* [Prompt] Copy these lines word for word, starting at the line that contains "front-view-grid (88, 636, 204, 733)" and ending after the line that contains "option-b: B．26 (252, 871, 294, 887)".

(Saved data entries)
· · · ·
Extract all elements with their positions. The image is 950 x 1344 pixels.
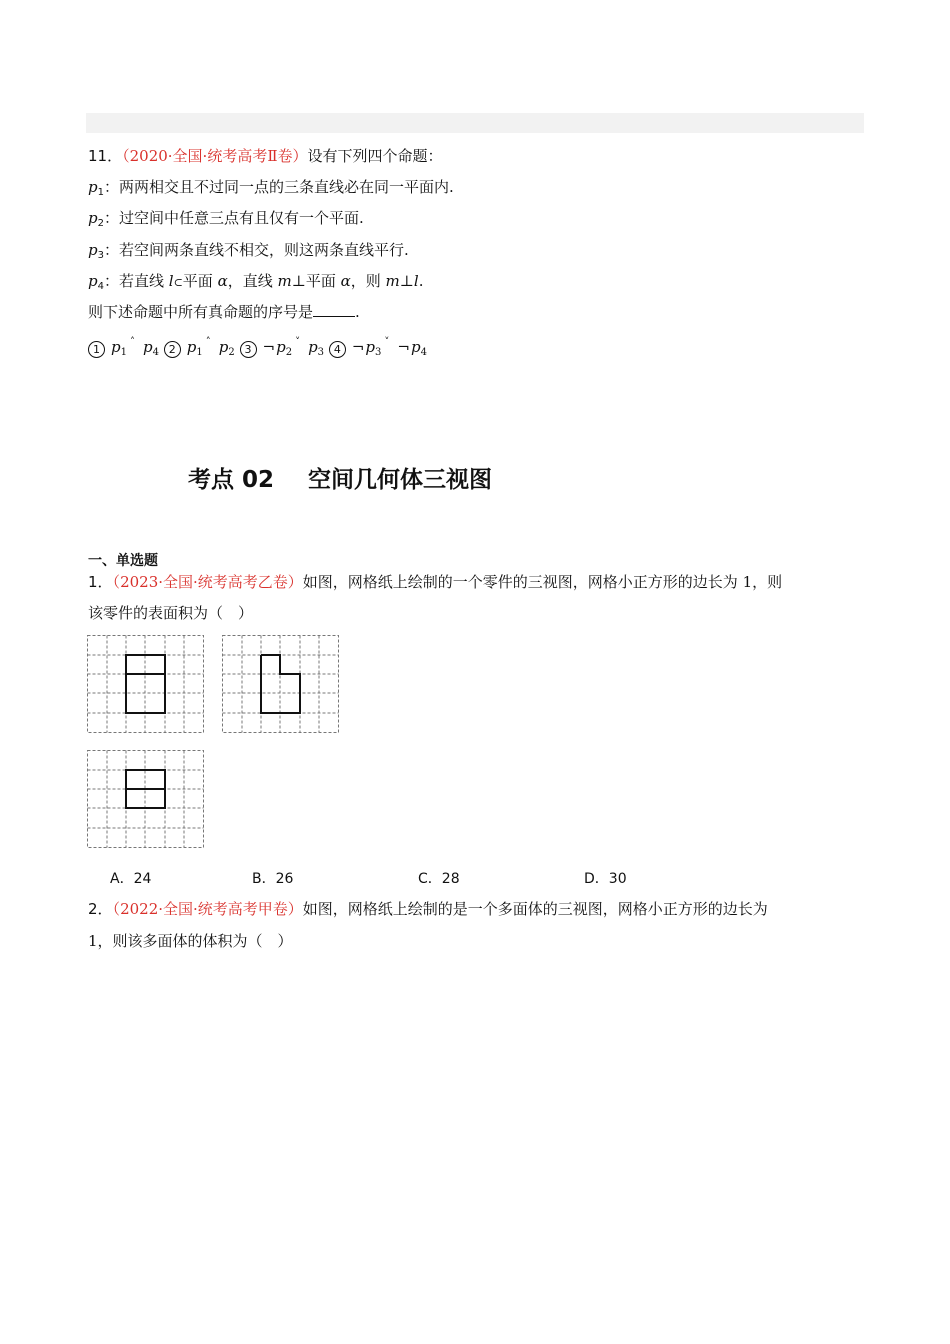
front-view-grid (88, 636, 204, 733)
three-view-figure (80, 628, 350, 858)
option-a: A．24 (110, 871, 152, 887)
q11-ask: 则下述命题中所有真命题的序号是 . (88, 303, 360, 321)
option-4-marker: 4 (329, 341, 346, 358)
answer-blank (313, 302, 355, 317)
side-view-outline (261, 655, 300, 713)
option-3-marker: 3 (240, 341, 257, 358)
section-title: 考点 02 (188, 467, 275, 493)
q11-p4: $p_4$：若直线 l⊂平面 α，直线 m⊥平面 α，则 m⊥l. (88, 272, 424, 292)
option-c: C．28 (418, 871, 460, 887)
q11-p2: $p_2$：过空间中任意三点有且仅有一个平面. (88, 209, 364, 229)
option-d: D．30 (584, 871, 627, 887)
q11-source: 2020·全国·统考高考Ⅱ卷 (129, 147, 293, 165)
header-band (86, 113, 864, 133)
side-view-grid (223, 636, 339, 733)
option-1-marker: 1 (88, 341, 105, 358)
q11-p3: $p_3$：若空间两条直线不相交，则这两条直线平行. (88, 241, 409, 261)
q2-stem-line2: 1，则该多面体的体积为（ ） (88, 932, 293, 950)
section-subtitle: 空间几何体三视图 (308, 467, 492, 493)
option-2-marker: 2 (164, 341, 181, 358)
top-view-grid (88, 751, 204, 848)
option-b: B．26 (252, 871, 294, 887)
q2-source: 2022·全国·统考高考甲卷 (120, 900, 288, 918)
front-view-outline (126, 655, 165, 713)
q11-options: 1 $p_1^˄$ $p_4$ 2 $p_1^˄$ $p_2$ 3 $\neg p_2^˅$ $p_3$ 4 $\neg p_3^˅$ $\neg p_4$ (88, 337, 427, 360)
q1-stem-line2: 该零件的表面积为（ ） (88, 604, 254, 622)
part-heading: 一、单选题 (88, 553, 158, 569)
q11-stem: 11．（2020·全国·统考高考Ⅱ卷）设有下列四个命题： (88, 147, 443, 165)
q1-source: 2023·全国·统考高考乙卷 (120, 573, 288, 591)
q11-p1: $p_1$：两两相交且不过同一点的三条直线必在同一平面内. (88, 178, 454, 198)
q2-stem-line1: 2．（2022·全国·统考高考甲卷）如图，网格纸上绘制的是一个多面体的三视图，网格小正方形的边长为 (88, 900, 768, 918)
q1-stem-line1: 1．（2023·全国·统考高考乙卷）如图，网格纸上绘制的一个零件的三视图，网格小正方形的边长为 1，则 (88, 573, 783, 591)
· · · ·
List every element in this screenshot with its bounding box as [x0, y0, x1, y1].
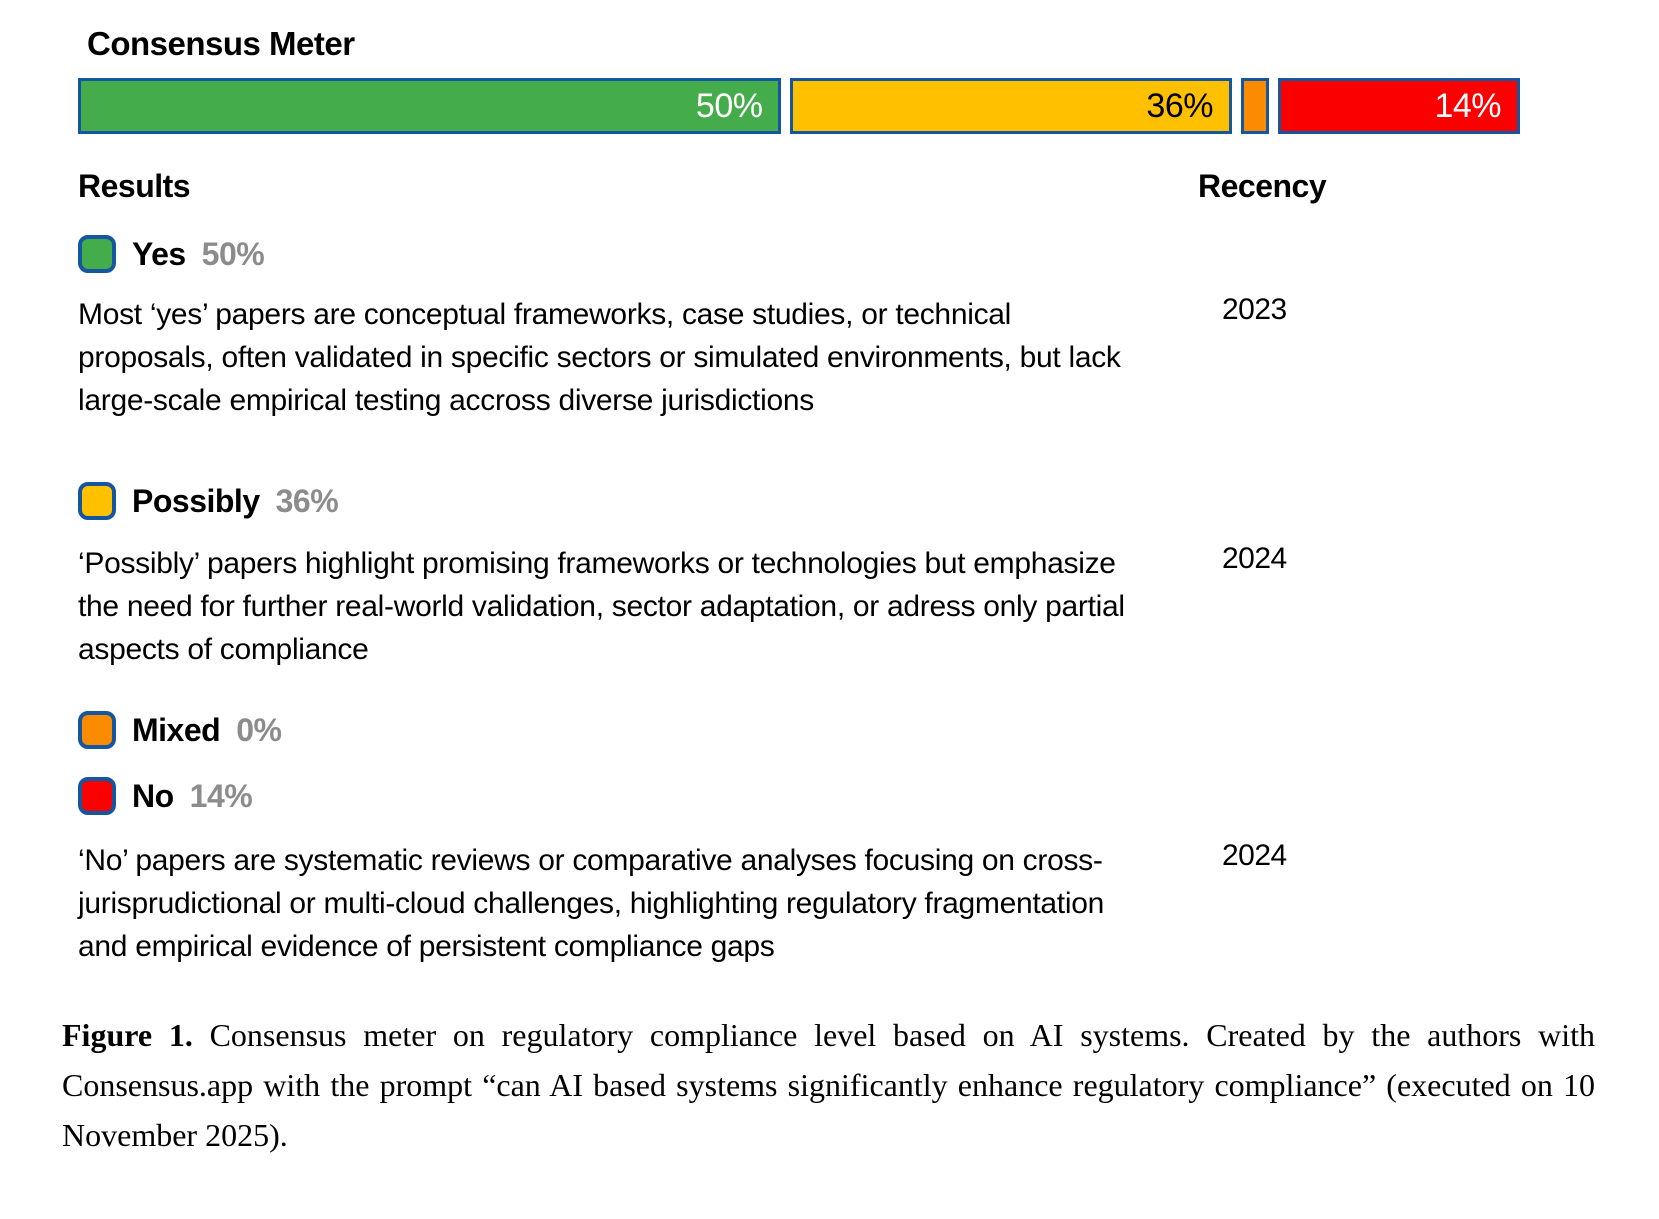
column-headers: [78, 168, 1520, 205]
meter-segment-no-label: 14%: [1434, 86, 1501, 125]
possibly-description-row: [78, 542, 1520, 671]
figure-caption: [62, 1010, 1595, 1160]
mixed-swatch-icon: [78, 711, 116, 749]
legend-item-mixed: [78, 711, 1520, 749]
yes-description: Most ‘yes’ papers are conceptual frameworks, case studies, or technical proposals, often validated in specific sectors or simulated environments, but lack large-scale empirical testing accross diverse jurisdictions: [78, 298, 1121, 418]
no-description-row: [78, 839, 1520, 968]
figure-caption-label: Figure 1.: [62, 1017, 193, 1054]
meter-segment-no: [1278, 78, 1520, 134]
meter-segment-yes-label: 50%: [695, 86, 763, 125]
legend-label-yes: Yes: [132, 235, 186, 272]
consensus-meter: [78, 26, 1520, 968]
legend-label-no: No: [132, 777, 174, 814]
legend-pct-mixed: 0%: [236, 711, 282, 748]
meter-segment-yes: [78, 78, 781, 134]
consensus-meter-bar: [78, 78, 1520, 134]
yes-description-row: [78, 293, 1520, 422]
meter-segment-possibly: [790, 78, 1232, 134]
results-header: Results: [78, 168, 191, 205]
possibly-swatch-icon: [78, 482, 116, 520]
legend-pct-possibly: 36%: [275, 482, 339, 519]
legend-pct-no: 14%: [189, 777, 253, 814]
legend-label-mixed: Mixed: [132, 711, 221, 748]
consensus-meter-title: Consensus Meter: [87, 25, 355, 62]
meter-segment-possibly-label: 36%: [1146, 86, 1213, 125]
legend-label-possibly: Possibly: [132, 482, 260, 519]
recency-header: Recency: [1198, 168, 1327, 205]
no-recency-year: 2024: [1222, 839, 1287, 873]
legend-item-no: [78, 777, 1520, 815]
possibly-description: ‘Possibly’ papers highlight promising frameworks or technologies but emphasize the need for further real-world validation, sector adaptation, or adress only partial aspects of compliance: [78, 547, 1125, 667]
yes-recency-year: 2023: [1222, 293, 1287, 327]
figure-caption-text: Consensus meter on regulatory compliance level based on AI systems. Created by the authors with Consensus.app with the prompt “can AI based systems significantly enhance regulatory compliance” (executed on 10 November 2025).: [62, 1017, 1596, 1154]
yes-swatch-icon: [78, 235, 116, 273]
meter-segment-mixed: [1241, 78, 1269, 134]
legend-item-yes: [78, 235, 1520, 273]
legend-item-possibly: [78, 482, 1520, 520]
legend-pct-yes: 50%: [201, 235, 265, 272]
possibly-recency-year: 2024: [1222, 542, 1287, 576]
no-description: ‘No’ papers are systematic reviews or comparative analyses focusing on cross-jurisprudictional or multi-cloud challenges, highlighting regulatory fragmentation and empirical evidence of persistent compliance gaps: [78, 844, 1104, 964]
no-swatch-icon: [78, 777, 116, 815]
· · · ·
* [Right answer]
front-view-grid (88, 636, 204, 733)
three-view-figure (80, 628, 350, 858)
option-a: A．24 (110, 871, 152, 887)
q11-ask: 则下述命题中所有真命题的序号是 . (88, 303, 360, 321)
option-4-marker: 4 (329, 341, 346, 358)
answer-blank (313, 302, 355, 317)
side-view-outline (261, 655, 300, 713)
option-3-marker: 3 (240, 341, 257, 358)
section-title: 考点 02 (188, 467, 275, 493)
q11-p4: $p_4$：若直线 l⊂平面 α，直线 m⊥平面 α，则 m⊥l. (88, 272, 424, 292)
option-c: C．28 (418, 871, 460, 887)
q11-p2: $p_2$：过空间中任意三点有且仅有一个平面. (88, 209, 364, 229)
option-d: D．30 (584, 871, 627, 887)
q11-source: 2020·全国·统考高考Ⅱ卷 (129, 147, 293, 165)
header-band (86, 113, 864, 133)
side-view-grid (223, 636, 339, 733)
option-1-marker: 1 (88, 341, 105, 358)
q11-p3: $p_3$：若空间两条直线不相交，则这两条直线平行. (88, 241, 409, 261)
q2-stem-line2: 1，则该多面体的体积为（ ） (88, 932, 293, 950)
section-subtitle: 空间几何体三视图 (308, 467, 492, 493)
option-2-marker: 2 (164, 341, 181, 358)
top-view-grid (88, 751, 204, 848)
option-b: B．26 (252, 871, 294, 887)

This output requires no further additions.